• WHAT THE TASK REQUIRES
Copy these records verbatim, starting at the line that contains "x-tick-label: 50 bbox=[980, 837, 1020, 873]" and ending after the line that contains "legend-box bbox=[1092, 35, 1232, 95]".
#### DATA TO PROCESS
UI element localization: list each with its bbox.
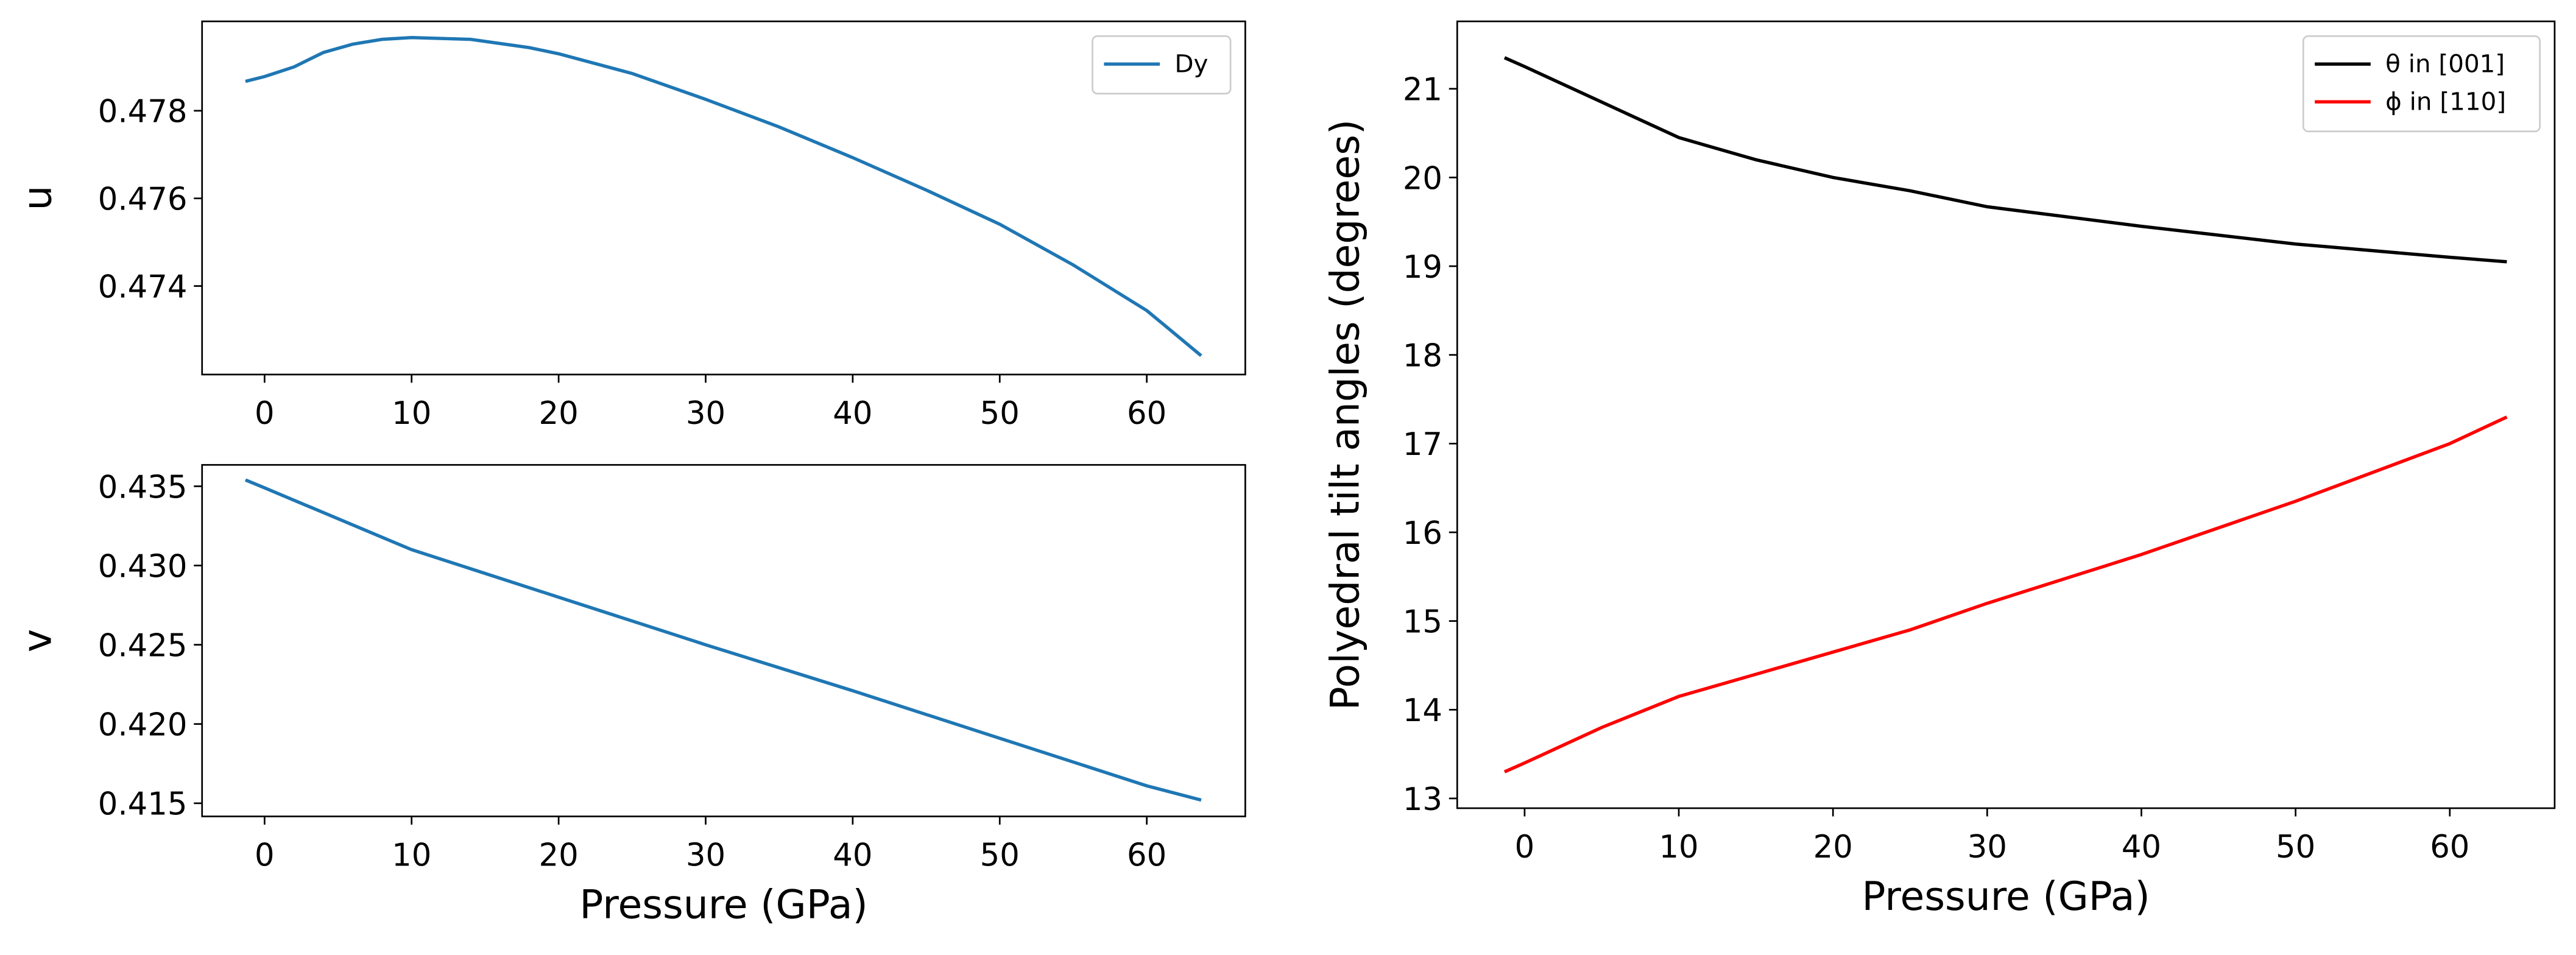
x-tick-label: 50 bbox=[980, 837, 1020, 873]
x-tick-label: 20 bbox=[1813, 829, 1853, 865]
series-line bbox=[1503, 56, 2507, 264]
y-tick-label: 14 bbox=[1403, 692, 1442, 729]
y-tick-label: 13 bbox=[1403, 781, 1442, 818]
y-tick-label: 17 bbox=[1403, 426, 1442, 463]
y-tick-label: 0.420 bbox=[98, 707, 188, 744]
y-tick-label: 0.476 bbox=[98, 181, 188, 218]
x-tick-label: 30 bbox=[1967, 829, 2007, 865]
y-tick-label: 0.474 bbox=[98, 269, 188, 305]
x-tick-label: 30 bbox=[686, 395, 725, 432]
legend-box bbox=[1092, 35, 1232, 95]
y-axis-label: u bbox=[15, 185, 61, 210]
x-tick-label: 60 bbox=[1127, 837, 1166, 873]
plot-frame bbox=[201, 20, 1246, 376]
x-tick-label: 20 bbox=[538, 837, 578, 873]
x-tick-label: 10 bbox=[1659, 829, 1698, 865]
plot-frame bbox=[201, 463, 1246, 817]
y-tick-label: 0.435 bbox=[98, 469, 188, 506]
y-tick-label: 19 bbox=[1403, 249, 1442, 286]
y-tick-label: 0.430 bbox=[98, 548, 188, 585]
chart: 0 10 20 30 40 50 60 0.415 0.420 0.425 0.430 0.435 Pr… bbox=[15, 463, 1246, 928]
y-tick-label: 18 bbox=[1403, 338, 1442, 375]
y-tick-label: 21 bbox=[1403, 72, 1442, 108]
legend-label: Dy bbox=[1174, 49, 1208, 79]
y-tick-label: 15 bbox=[1403, 604, 1442, 641]
series-line bbox=[244, 478, 1202, 802]
y-axis-label: Polyedral tilt angles (degrees) bbox=[1322, 119, 1368, 710]
y-tick-label: 0.425 bbox=[98, 628, 188, 664]
y-axis-label: v bbox=[15, 629, 61, 652]
y-tick-label: 20 bbox=[1403, 160, 1442, 197]
plot-frame bbox=[1456, 20, 2556, 809]
x-tick-label: 0 bbox=[1515, 829, 1535, 865]
legend-label: θ in [001] bbox=[2385, 49, 2505, 79]
x-axis-label: Pressure (GPa) bbox=[579, 883, 867, 928]
x-tick-label: 40 bbox=[2122, 829, 2161, 865]
x-tick-label: 0 bbox=[255, 837, 275, 873]
y-tick-label: 0.415 bbox=[98, 786, 188, 823]
y-tick-label: 16 bbox=[1403, 515, 1442, 552]
x-tick-label: 10 bbox=[392, 395, 431, 432]
x-tick-label: 40 bbox=[833, 395, 872, 432]
x-tick-label: 50 bbox=[980, 395, 1020, 432]
series-line bbox=[1503, 415, 2508, 774]
x-tick-label: 10 bbox=[392, 837, 431, 873]
x-tick-label: 60 bbox=[1127, 395, 1166, 432]
chart: 0 10 20 30 40 50 60 0.474 0.476 0.478 u Dy bbox=[15, 20, 1246, 432]
legend-box bbox=[2302, 35, 2541, 133]
x-tick-label: 40 bbox=[833, 837, 872, 873]
chart: 0 10 20 30 40 50 60 13 14 15 16 17 18 19 20 21 Pressure … bbox=[1322, 20, 2556, 920]
x-tick-label: 20 bbox=[538, 395, 578, 432]
legend-label: ϕ in [110] bbox=[2385, 87, 2506, 116]
x-tick-label: 0 bbox=[255, 395, 275, 432]
x-tick-label: 30 bbox=[686, 837, 725, 873]
x-tick-label: 50 bbox=[2276, 829, 2315, 865]
y-tick-label: 0.478 bbox=[98, 94, 188, 130]
series-line bbox=[245, 35, 1202, 358]
x-axis-label: Pressure (GPa) bbox=[1861, 874, 2150, 920]
x-tick-label: 60 bbox=[2430, 829, 2469, 865]
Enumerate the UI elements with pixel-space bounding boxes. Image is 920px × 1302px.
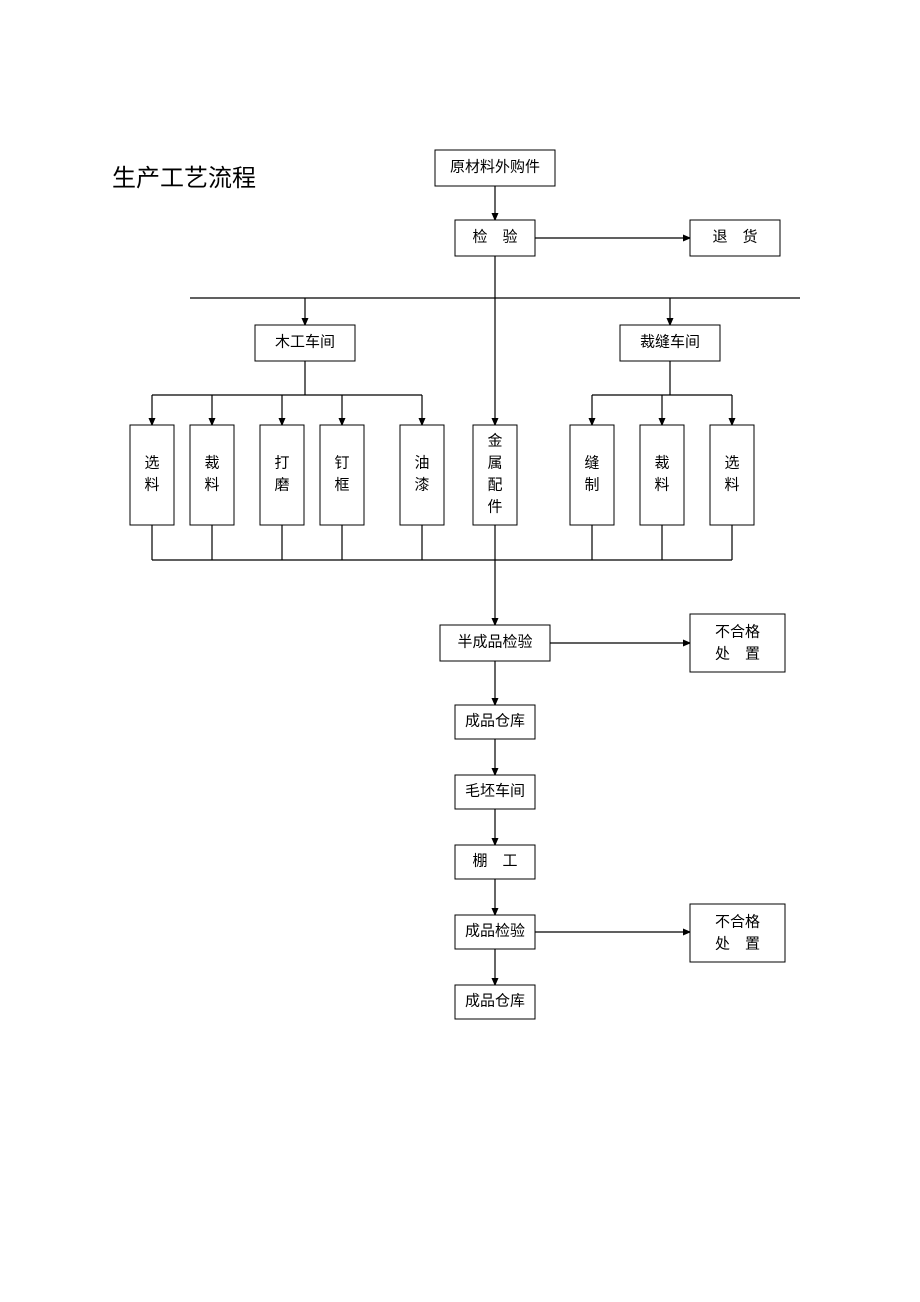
- node-stock2: 成品仓库: [455, 985, 535, 1019]
- svg-text:制: 制: [584, 476, 599, 493]
- svg-text:件: 件: [487, 498, 502, 515]
- svg-text:配: 配: [487, 476, 502, 493]
- node-nc1_a: 不合格处 置: [690, 614, 785, 672]
- svg-text:料: 料: [654, 476, 669, 493]
- node-fin_insp: 成品检验: [455, 915, 535, 949]
- svg-text:木工车间: 木工车间: [275, 333, 335, 350]
- svg-text:料: 料: [144, 476, 159, 493]
- node-v1: 选料: [130, 425, 174, 525]
- node-semi_insp: 半成品检验: [440, 625, 550, 661]
- node-blank: 毛坯车间: [455, 775, 535, 809]
- svg-text:成品仓库: 成品仓库: [465, 712, 525, 729]
- svg-text:棚 工: 棚 工: [472, 852, 517, 869]
- node-v4: 钉框: [320, 425, 364, 525]
- svg-text:选: 选: [724, 454, 739, 471]
- svg-text:金: 金: [487, 432, 502, 449]
- svg-text:油: 油: [414, 454, 429, 471]
- node-v5: 油漆: [400, 425, 444, 525]
- flowchart-canvas: 原材料外购件检 验退 货木工车间裁缝车间选料裁料打磨钉框油漆金属配件缝制裁料选料…: [0, 0, 920, 1302]
- svg-text:成品仓库: 成品仓库: [465, 992, 525, 1009]
- svg-text:原材料外购件: 原材料外购件: [450, 158, 540, 175]
- node-v9: 选料: [710, 425, 754, 525]
- svg-text:毛坯车间: 毛坯车间: [465, 782, 525, 799]
- svg-text:检 验: 检 验: [472, 228, 517, 245]
- node-raw: 原材料外购件: [435, 150, 555, 186]
- svg-text:框: 框: [334, 476, 349, 493]
- node-shed: 棚 工: [455, 845, 535, 879]
- svg-text:钉: 钉: [334, 454, 349, 471]
- node-v6: 金属配件: [473, 425, 517, 525]
- node-v7: 缝制: [570, 425, 614, 525]
- node-return: 退 货: [690, 220, 780, 256]
- svg-text:裁缝车间: 裁缝车间: [640, 333, 700, 350]
- svg-text:不合格: 不合格: [715, 913, 760, 930]
- svg-text:选: 选: [144, 454, 159, 471]
- svg-text:处 置: 处 置: [715, 645, 760, 662]
- svg-text:裁: 裁: [204, 454, 219, 471]
- svg-text:处 置: 处 置: [715, 935, 760, 952]
- node-stock1: 成品仓库: [455, 705, 535, 739]
- svg-text:不合格: 不合格: [715, 623, 760, 640]
- svg-text:属: 属: [487, 455, 502, 471]
- svg-text:料: 料: [724, 476, 739, 493]
- svg-text:料: 料: [204, 476, 219, 493]
- svg-text:裁: 裁: [654, 454, 669, 471]
- svg-text:成品检验: 成品检验: [465, 922, 525, 939]
- node-v2: 裁料: [190, 425, 234, 525]
- node-v8: 裁料: [640, 425, 684, 525]
- node-wood: 木工车间: [255, 325, 355, 361]
- node-v3: 打磨: [260, 425, 304, 525]
- svg-text:漆: 漆: [414, 476, 429, 493]
- node-sew: 裁缝车间: [620, 325, 720, 361]
- svg-text:磨: 磨: [274, 476, 289, 493]
- node-nc2: 不合格处 置: [690, 904, 785, 962]
- svg-text:退 货: 退 货: [712, 228, 757, 245]
- svg-text:缝: 缝: [584, 454, 599, 471]
- svg-text:半成品检验: 半成品检验: [457, 633, 532, 650]
- svg-text:打: 打: [274, 454, 289, 471]
- node-inspect: 检 验: [455, 220, 535, 256]
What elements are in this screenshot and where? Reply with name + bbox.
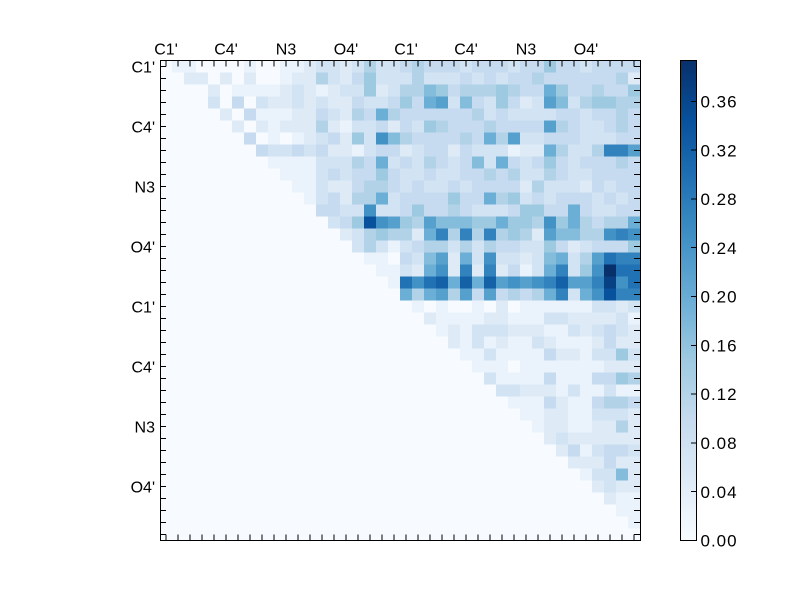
- svg-text:C1': C1': [154, 42, 178, 59]
- svg-text:0.08: 0.08: [701, 434, 738, 453]
- svg-text:C4': C4': [131, 119, 155, 136]
- svg-text:O4': O4': [334, 42, 358, 59]
- svg-text:N3: N3: [276, 42, 297, 59]
- svg-text:C4': C4': [131, 359, 155, 376]
- svg-text:0.24: 0.24: [701, 239, 738, 258]
- svg-text:0.12: 0.12: [701, 385, 738, 404]
- svg-text:C4': C4': [214, 42, 238, 59]
- svg-text:0.16: 0.16: [701, 336, 738, 355]
- svg-text:0.00: 0.00: [701, 532, 738, 551]
- svg-text:O4': O4': [131, 239, 155, 256]
- svg-text:N3: N3: [516, 42, 537, 59]
- svg-text:0.20: 0.20: [701, 288, 738, 307]
- svg-text:O4': O4': [131, 479, 155, 496]
- svg-text:0.04: 0.04: [701, 483, 738, 502]
- svg-text:0.32: 0.32: [701, 141, 738, 160]
- svg-text:0.28: 0.28: [701, 190, 738, 209]
- svg-text:C1': C1': [131, 59, 155, 76]
- svg-text:0.36: 0.36: [701, 92, 738, 111]
- svg-text:C1': C1': [394, 42, 418, 59]
- svg-text:C4': C4': [454, 42, 478, 59]
- svg-text:C1': C1': [131, 299, 155, 316]
- svg-text:N3: N3: [135, 179, 156, 196]
- svg-text:N3: N3: [135, 419, 156, 436]
- svg-text:O4': O4': [574, 42, 598, 59]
########
• THE RESULT
x-tick-label: 50 bbox=[980, 837, 1020, 873]
x-tick-label: 20 bbox=[1813, 829, 1853, 865]
series-line bbox=[1503, 56, 2507, 264]
y-tick-label: 14 bbox=[1403, 692, 1442, 729]
y-tick-label: 13 bbox=[1403, 781, 1442, 818]
y-tick-label: 17 bbox=[1403, 426, 1442, 463]
y-tick-label: 0.420 bbox=[98, 707, 188, 744]
y-tick-label: 0.476 bbox=[98, 181, 188, 218]
x-tick-label: 30 bbox=[1967, 829, 2007, 865]
y-tick-label: 0.474 bbox=[98, 269, 188, 305]
x-tick-label: 30 bbox=[686, 395, 725, 432]
legend-box bbox=[1092, 35, 1232, 95]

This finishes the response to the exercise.